__KUTIPAN TEKS__
────────────────────

SUARA PEMBARUAN DAILY, 7 Maret 2007
Pijar Keadilan Minta KPK Tetapkan Megawati Jadi Tersangka
[JAKARTA] Dewan Pimpinan Pusat Pijar Keadilan meminta Komisi Pemberantasan
Korupsi (KPK) agar menetapkan mantan Presiden RI, Megawati Soekarnoputri,
mantan Menteri Dalam Negeri dan Otonomi Daerah, Hari Sabarno, dan mantan
Menteri Keuangan, Boediono, sebagai tersangka. Permintaan itu terkait kebijakan
mereka pada tahun 2002 yang mengeluarkan uang negara untuk partai-partai politik
waktu itu senilai lebih dari Rp 100 miliar.
"Megawati melakukan itu ketika menjabat Presiden RI, serta Hari Sabarno dan
Boediono ketika menjadi menteri. Jadi mereka telah melakukan tindak pidana korupsi
dengan cara menyalahgunakan kekuasaan dan kewenangan yang mereka miliki
waktu itu," kata Ketua Umum Dewan Pimpinan Pusat Pijar Keadilan, RO Tambunan
SH kepada wartawan di kantor KPK, Jakarta, Selasa (6/3).

────────────────────

__YANG DIMINTA__
Tentukan apakah setiap pernyataan di bawah ini sesuai dengan berita di atas, lalu jawab ya atau tidak dengan mengutip kata-kata penentu dari berita itu.
1. Pijar Keadilan meminta KPK menetapkan Megawati Soekarnoputri, Hari Sabarno, dan Boediono sebagai tersangka.
2. Uang negara yang dikeluarkan untuk partai-partai politik bernilai kurang dari Rp 100 miliar.
3. RO Tambunan berbicara kepada wartawan di kantor KPK pada hari Rabu.

__CUPLIKAN DATA__
────────────────────

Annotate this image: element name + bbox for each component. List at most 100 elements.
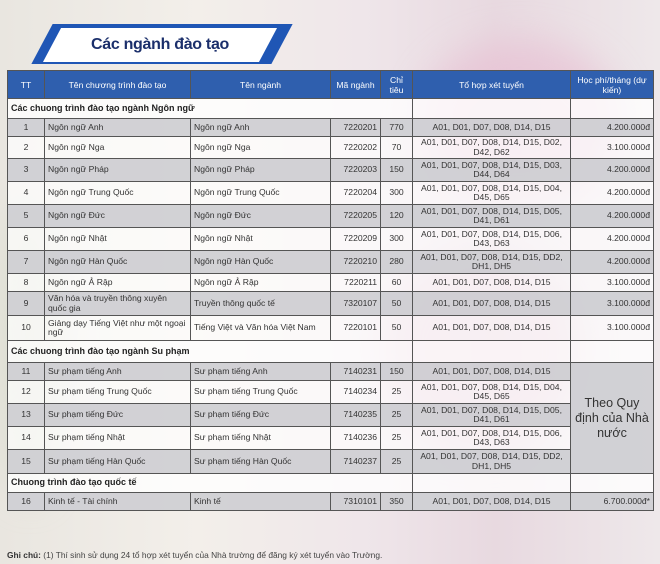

────────────────────

__JAWABAN LENGKAP__
1. Ya: "Dewan Pimpinan Pusat Pijar Keadilan meminta Komisi Pemberantasan Korupsi (KPK) agar menetapkan mantan Presiden RI, Megawati Soekarnoputri, mantan Menteri Dalam Negeri dan Otonomi Daerah, Hari Sabarno, dan mantan Menteri Keuangan, Boediono, sebagai tersangka."
2. Tidak: "senilai lebih dari Rp 100 miliar."
3. Tidak: "kepada wartawan di kantor KPK, Jakarta, Selasa (6/3)."